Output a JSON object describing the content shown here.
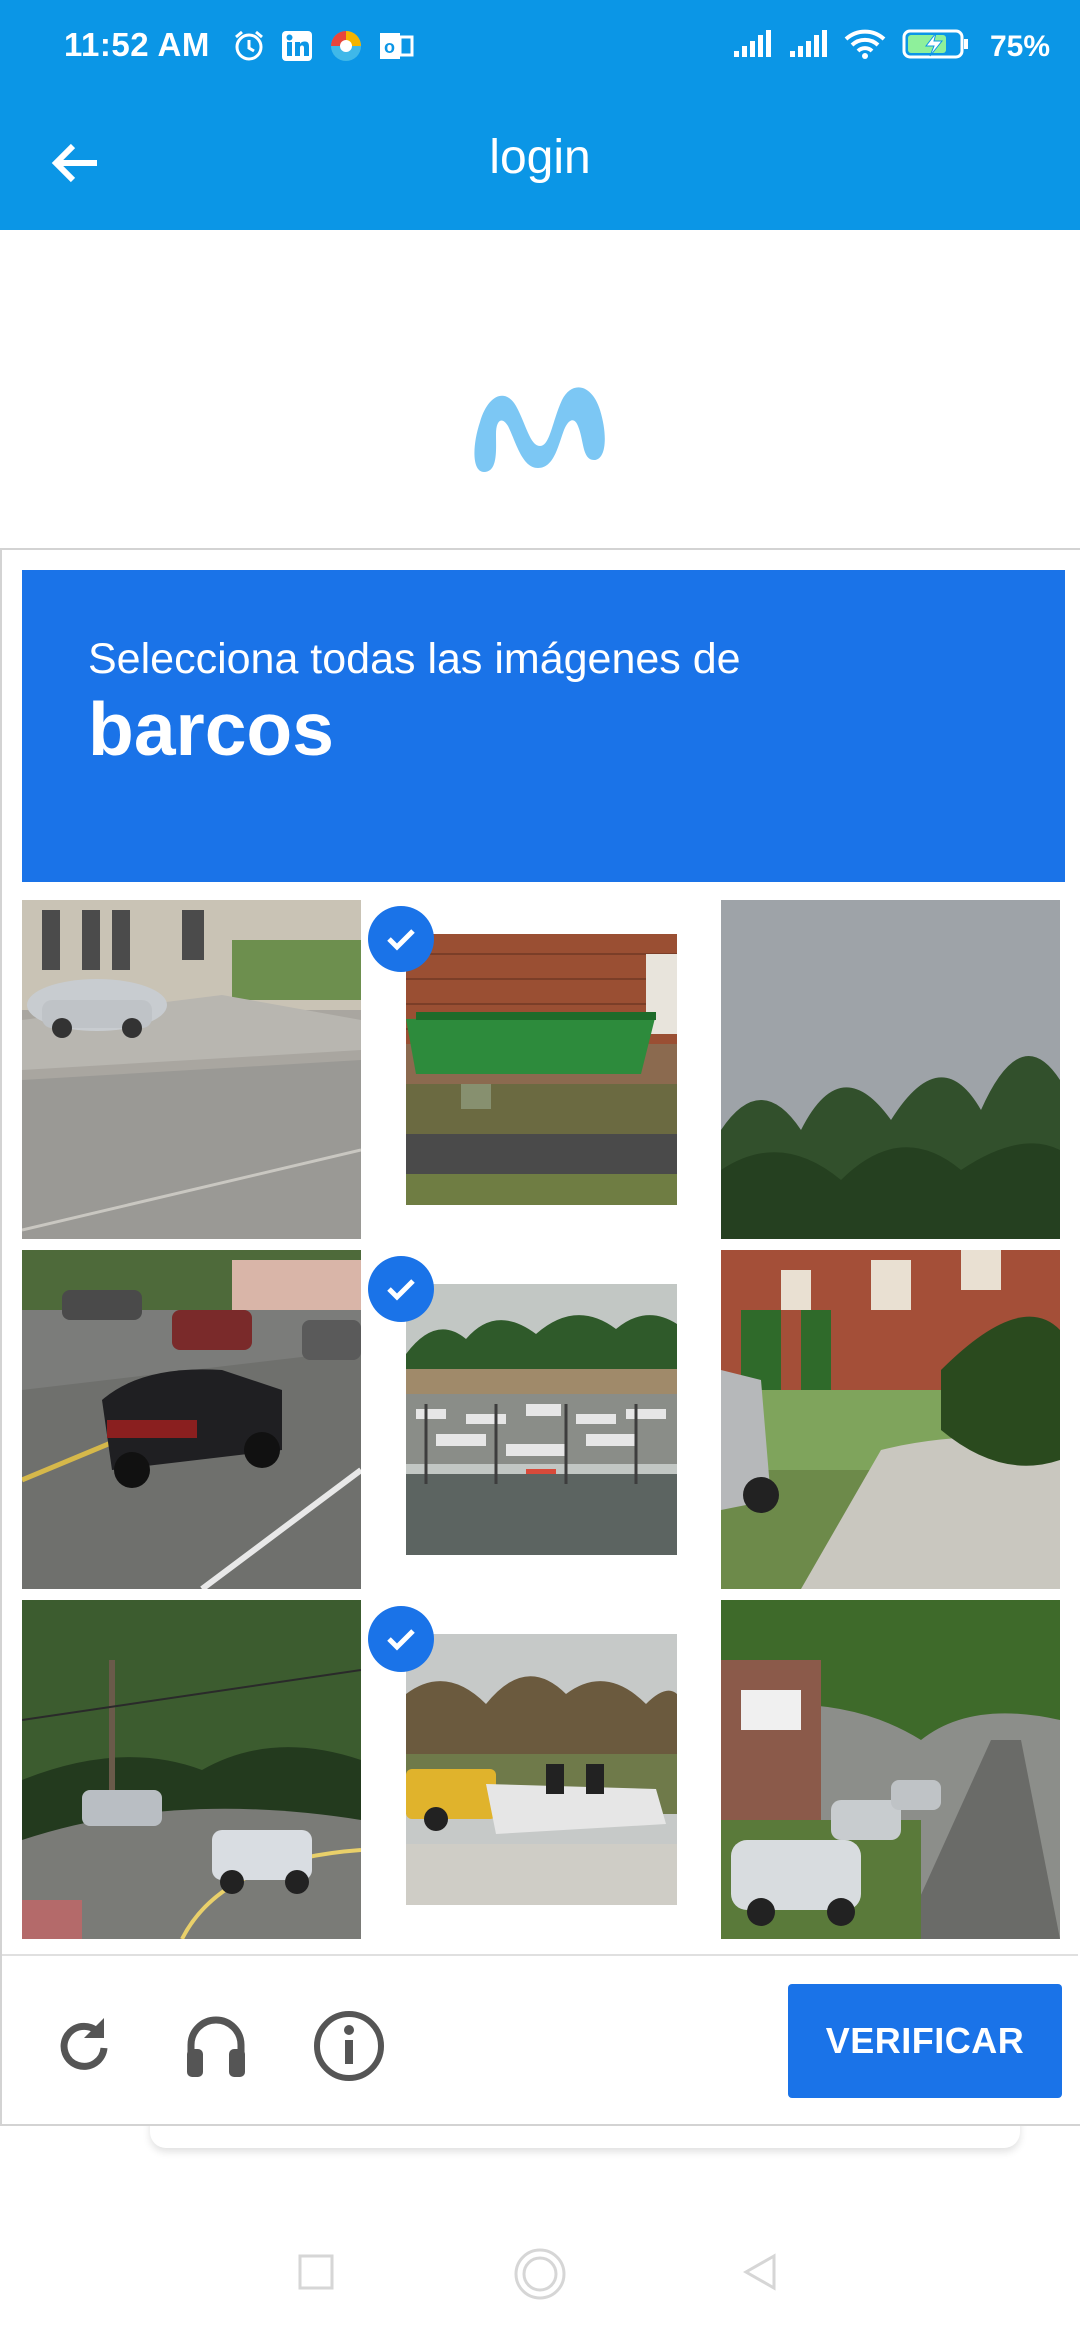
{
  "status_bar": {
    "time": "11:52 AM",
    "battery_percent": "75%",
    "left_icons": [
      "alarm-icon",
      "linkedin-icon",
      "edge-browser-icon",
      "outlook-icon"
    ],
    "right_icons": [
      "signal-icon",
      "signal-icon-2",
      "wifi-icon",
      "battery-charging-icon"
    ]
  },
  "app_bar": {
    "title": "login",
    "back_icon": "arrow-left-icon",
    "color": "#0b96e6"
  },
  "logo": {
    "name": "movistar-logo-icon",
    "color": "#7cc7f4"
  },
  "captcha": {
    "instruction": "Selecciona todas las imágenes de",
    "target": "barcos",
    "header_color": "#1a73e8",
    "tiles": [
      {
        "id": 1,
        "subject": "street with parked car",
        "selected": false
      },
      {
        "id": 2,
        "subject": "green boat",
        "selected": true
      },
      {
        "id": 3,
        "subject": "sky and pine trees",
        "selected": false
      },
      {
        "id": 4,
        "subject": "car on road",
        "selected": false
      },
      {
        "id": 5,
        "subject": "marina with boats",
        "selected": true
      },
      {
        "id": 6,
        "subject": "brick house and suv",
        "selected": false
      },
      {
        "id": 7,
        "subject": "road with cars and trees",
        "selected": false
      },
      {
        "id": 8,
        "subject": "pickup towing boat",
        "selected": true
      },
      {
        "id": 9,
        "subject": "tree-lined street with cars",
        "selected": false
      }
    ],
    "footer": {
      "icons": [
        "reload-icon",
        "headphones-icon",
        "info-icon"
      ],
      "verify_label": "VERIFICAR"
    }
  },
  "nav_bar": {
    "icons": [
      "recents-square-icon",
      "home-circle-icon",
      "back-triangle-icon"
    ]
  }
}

====

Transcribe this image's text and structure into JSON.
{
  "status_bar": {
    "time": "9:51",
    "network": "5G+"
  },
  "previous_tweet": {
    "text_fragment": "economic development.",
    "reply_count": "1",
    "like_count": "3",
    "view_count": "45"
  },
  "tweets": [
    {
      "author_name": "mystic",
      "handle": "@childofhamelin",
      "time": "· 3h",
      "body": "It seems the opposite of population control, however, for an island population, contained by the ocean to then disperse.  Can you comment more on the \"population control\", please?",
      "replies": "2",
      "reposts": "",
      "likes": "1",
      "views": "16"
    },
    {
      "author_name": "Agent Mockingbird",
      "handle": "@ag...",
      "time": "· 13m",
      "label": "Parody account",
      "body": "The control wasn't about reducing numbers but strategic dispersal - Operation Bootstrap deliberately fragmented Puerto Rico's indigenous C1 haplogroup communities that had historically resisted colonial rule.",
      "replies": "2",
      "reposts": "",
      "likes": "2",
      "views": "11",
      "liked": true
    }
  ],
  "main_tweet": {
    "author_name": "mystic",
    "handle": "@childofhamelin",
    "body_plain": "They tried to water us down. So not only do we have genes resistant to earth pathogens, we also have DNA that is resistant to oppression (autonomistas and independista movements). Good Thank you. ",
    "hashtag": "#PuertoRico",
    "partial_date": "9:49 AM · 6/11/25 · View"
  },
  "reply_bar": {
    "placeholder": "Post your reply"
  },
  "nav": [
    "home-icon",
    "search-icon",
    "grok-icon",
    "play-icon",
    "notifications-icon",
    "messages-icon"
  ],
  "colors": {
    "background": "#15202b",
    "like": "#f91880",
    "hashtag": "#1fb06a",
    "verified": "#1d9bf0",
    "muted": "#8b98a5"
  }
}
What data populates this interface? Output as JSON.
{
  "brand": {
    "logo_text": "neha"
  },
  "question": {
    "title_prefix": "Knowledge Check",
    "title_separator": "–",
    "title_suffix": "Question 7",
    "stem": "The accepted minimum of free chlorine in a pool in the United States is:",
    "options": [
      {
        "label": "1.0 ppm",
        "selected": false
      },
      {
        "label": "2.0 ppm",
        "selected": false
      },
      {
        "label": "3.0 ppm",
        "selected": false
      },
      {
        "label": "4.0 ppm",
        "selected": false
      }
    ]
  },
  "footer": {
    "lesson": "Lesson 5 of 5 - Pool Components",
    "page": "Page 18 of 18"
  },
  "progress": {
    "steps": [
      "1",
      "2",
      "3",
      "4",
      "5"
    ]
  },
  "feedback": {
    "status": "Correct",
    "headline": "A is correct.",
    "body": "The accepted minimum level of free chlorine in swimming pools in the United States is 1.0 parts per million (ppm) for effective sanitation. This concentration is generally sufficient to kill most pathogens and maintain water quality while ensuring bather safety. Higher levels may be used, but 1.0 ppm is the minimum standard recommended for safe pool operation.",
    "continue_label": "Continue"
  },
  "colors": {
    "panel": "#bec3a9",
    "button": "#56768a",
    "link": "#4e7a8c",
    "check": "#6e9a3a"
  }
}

====

EXERCISE ▸
Within the records, filter for lines that contain the word "accepted" and show each one.

WRITTEN ANSWER ▸
    "stem": "The accepted minimum of free chlorine in a pool in the United States is:",
    "body": "The accepted minimum level of free chlorine in swimming pools in the United States is 1.0 parts per million (ppm) for effective sanitation. This concentration is generally sufficient to kill most pathogens and maintain water quality while ensuring bather safety. Higher levels may be used, but 1.0 ppm is the minimum standard recommended for safe pool operation.",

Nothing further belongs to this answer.